▶ What you should do
Transcribe every line of the listing below without any deviation.

<<<<

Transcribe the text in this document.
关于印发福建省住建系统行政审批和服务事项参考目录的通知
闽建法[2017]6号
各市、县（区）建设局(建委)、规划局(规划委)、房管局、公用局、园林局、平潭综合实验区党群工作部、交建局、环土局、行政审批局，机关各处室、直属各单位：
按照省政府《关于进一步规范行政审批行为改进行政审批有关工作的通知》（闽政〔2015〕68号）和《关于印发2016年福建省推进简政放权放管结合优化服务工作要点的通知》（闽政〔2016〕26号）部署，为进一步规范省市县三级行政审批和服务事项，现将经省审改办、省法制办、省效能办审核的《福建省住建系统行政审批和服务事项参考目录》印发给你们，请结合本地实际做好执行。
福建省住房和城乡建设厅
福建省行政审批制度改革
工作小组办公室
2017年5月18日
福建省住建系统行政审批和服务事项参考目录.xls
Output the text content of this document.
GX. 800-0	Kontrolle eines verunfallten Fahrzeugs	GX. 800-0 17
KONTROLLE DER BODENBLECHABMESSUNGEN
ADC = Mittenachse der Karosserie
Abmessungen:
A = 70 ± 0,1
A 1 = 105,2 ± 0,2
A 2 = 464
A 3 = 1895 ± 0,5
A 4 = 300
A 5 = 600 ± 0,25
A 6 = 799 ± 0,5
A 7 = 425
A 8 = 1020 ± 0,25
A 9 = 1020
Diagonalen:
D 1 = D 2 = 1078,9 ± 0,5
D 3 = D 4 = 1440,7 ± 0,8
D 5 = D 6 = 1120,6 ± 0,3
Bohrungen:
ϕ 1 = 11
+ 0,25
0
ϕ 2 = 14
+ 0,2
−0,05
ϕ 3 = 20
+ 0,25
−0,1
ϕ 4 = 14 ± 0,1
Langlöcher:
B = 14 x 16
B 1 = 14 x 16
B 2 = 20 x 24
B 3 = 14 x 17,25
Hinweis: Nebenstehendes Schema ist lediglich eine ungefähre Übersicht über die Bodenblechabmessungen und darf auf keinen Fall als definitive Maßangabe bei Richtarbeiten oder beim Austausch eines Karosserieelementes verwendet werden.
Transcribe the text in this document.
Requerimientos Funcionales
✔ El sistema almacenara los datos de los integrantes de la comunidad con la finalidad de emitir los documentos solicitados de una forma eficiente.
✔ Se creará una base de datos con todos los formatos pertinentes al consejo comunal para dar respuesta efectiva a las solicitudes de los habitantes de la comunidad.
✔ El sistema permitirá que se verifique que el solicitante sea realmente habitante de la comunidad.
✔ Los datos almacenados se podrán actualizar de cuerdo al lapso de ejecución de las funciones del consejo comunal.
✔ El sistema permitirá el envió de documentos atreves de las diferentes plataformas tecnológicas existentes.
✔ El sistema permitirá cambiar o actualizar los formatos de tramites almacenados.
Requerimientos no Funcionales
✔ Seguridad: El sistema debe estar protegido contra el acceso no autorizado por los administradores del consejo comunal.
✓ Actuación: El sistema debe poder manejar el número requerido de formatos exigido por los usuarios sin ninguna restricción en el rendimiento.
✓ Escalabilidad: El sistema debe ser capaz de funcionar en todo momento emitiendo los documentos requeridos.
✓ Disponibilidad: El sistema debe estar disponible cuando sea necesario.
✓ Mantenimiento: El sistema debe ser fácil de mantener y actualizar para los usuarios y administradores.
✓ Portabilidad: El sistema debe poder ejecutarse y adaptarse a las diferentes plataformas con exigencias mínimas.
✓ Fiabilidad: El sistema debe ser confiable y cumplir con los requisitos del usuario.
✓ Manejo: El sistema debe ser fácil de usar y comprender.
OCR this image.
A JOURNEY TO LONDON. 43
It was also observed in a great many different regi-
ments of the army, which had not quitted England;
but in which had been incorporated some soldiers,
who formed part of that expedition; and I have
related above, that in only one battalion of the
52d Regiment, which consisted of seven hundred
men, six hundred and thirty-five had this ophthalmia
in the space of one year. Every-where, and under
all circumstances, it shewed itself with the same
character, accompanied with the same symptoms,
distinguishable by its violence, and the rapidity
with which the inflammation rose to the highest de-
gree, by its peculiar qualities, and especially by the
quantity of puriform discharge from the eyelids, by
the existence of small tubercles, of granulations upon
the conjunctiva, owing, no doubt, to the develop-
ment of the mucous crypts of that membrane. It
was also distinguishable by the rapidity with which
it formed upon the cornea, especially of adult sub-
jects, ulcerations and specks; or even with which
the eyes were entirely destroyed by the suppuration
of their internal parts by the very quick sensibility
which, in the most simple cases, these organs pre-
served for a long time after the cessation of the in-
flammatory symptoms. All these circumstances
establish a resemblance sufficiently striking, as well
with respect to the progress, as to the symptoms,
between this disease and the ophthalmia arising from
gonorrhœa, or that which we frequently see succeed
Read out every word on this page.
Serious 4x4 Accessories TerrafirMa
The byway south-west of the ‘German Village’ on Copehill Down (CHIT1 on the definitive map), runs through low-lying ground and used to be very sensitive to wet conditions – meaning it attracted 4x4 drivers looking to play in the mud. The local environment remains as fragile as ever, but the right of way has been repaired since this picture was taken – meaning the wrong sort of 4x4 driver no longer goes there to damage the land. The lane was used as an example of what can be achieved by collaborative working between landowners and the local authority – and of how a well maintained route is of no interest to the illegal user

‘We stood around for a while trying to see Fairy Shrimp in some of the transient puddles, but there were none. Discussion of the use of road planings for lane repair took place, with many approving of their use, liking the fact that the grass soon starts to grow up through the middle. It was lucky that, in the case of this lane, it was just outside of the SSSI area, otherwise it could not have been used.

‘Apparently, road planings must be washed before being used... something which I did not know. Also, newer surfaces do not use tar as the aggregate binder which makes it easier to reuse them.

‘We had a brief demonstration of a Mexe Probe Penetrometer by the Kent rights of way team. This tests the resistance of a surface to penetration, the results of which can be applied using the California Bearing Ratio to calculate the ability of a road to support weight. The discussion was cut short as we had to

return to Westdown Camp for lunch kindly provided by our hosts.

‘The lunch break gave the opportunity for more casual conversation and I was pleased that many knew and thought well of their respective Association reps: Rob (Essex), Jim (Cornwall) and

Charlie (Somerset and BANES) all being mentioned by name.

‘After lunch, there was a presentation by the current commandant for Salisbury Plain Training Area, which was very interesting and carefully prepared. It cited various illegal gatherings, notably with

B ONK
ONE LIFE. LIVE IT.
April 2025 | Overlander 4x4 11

>>>>

▶ Answer
Transcribe the text in this document.
关于印发福建省住建系统行政审批和服务事项参考目录的通知
闽建法[2017]6号
各市、县（区）建设局(建委)、规划局(规划委)、房管局、公用局、园林局、平潭综合实验区党群工作部、交建局、环土局、行政审批局，机关各处室、直属各单位：
按照省政府《关于进一步规范行政审批行为改进行政审批有关工作的通知》（闽政〔2015〕68号）和《关于印发2016年福建省推进简政放权放管结合优化服务工作要点的通知》（闽政〔2016〕26号）部署，为进一步规范省市县三级行政审批和服务事项，现将经省审改办、省法制办、省效能办审核的《福建省住建系统行政审批和服务事项参考目录》印发给你们，请结合本地实际做好执行。
福建省住房和城乡建设厅
福建省行政审批制度改革
工作小组办公室
2017年5月18日
福建省住建系统行政审批和服务事项参考目录.xls
Output the text content of this document.
GX. 800-0	Kontrolle eines verunfallten Fahrzeugs	GX. 800-0 17
KONTROLLE DER BODENBLECHABMESSUNGEN
ADC = Mittenachse der Karosserie
Abmessungen:
A = 70 ± 0,1
A 1 = 105,2 ± 0,2
A 2 = 464
A 3 = 1895 ± 0,5
A 4 = 300
A 5 = 600 ± 0,25
A 6 = 799 ± 0,5
A 7 = 425
A 8 = 1020 ± 0,25
A 9 = 1020
Diagonalen:
D 1 = D 2 = 1078,9 ± 0,5
D 3 = D 4 = 1440,7 ± 0,8
D 5 = D 6 = 1120,6 ± 0,3
Bohrungen:
ϕ 1 = 11
+ 0,25
0
ϕ 2 = 14
+ 0,2
−0,05
ϕ 3 = 20
+ 0,25
−0,1
ϕ 4 = 14 ± 0,1
Langlöcher:
B = 14 x 16
B 1 = 14 x 16
B 2 = 20 x 24
B 3 = 14 x 17,25
Hinweis: Nebenstehendes Schema ist lediglich eine ungefähre Übersicht über die Bodenblechabmessungen und darf auf keinen Fall als definitive Maßangabe bei Richtarbeiten oder beim Austausch eines Karosserieelementes verwendet werden.
Transcribe the text in this document.
Requerimientos Funcionales
✔ El sistema almacenara los datos de los integrantes de la comunidad con la finalidad de emitir los documentos solicitados de una forma eficiente.
✔ Se creará una base de datos con todos los formatos pertinentes al consejo comunal para dar respuesta efectiva a las solicitudes de los habitantes de la comunidad.
✔ El sistema permitirá que se verifique que el solicitante sea realmente habitante de la comunidad.
✔ Los datos almacenados se podrán actualizar de cuerdo al lapso de ejecución de las funciones del consejo comunal.
✔ El sistema permitirá el envió de documentos atreves de las diferentes plataformas tecnológicas existentes.
✔ El sistema permitirá cambiar o actualizar los formatos de tramites almacenados.
Requerimientos no Funcionales
✔ Seguridad: El sistema debe estar protegido contra el acceso no autorizado por los administradores del consejo comunal.
✓ Actuación: El sistema debe poder manejar el número requerido de formatos exigido por los usuarios sin ninguna restricción en el rendimiento.
✓ Escalabilidad: El sistema debe ser capaz de funcionar en todo momento emitiendo los documentos requeridos.
✓ Disponibilidad: El sistema debe estar disponible cuando sea necesario.
✓ Mantenimiento: El sistema debe ser fácil de mantener y actualizar para los usuarios y administradores.
✓ Portabilidad: El sistema debe poder ejecutarse y adaptarse a las diferentes plataformas con exigencias mínimas.
✓ Fiabilidad: El sistema debe ser confiable y cumplir con los requisitos del usuario.
✓ Manejo: El sistema debe ser fácil de usar y comprender.
OCR this image.
A JOURNEY TO LONDON. 43
It was also observed in a great many different regi-
ments of the army, which had not quitted England;
but in which had been incorporated some soldiers,
who formed part of that expedition; and I have
related above, that in only one battalion of the
52d Regiment, which consisted of seven hundred
men, six hundred and thirty-five had this ophthalmia
in the space of one year. Every-where, and under
all circumstances, it shewed itself with the same
character, accompanied with the same symptoms,
distinguishable by its violence, and the rapidity
with which the inflammation rose to the highest de-
gree, by its peculiar qualities, and especially by the
quantity of puriform discharge from the eyelids, by
the existence of small tubercles, of granulations upon
the conjunctiva, owing, no doubt, to the develop-
ment of the mucous crypts of that membrane. It
was also distinguishable by the rapidity with which
it formed upon the cornea, especially of adult sub-
jects, ulcerations and specks; or even with which
the eyes were entirely destroyed by the suppuration
of their internal parts by the very quick sensibility
which, in the most simple cases, these organs pre-
served for a long time after the cessation of the in-
flammatory symptoms. All these circumstances
establish a resemblance sufficiently striking, as well
with respect to the progress, as to the symptoms,
between this disease and the ophthalmia arising from
gonorrhœa, or that which we frequently see succeed
Read out every word on this page.
Serious 4x4 Accessories TerrafirMa
The byway south-west of the ‘German Village’ on Copehill Down (CHIT1 on the definitive map), runs through low-lying ground and used to be very sensitive to wet conditions – meaning it attracted 4x4 drivers looking to play in the mud. The local environment remains as fragile as ever, but the right of way has been repaired since this picture was taken – meaning the wrong sort of 4x4 driver no longer goes there to damage the land. The lane was used as an example of what can be achieved by collaborative working between landowners and the local authority – and of how a well maintained route is of no interest to the illegal user

‘We stood around for a while trying to see Fairy Shrimp in some of the transient puddles, but there were none. Discussion of the use of road planings for lane repair took place, with many approving of their use, liking the fact that the grass soon starts to grow up through the middle. It was lucky that, in the case of this lane, it was just outside of the SSSI area, otherwise it could not have been used.

‘Apparently, road planings must be washed before being used... something which I did not know. Also, newer surfaces do not use tar as the aggregate binder which makes it easier to reuse them.

‘We had a brief demonstration of a Mexe Probe Penetrometer by the Kent rights of way team. This tests the resistance of a surface to penetration, the results of which can be applied using the California Bearing Ratio to calculate the ability of a road to support weight. The discussion was cut short as we had to

return to Westdown Camp for lunch kindly provided by our hosts.

‘The lunch break gave the opportunity for more casual conversation and I was pleased that many knew and thought well of their respective Association reps: Rob (Essex), Jim (Cornwall) and

Charlie (Somerset and BANES) all being mentioned by name.

‘After lunch, there was a presentation by the current commandant for Salisbury Plain Training Area, which was very interesting and carefully prepared. It cited various illegal gatherings, notably with

B ONK
ONE LIFE. LIVE IT.
April 2025 | Overlander 4x4 11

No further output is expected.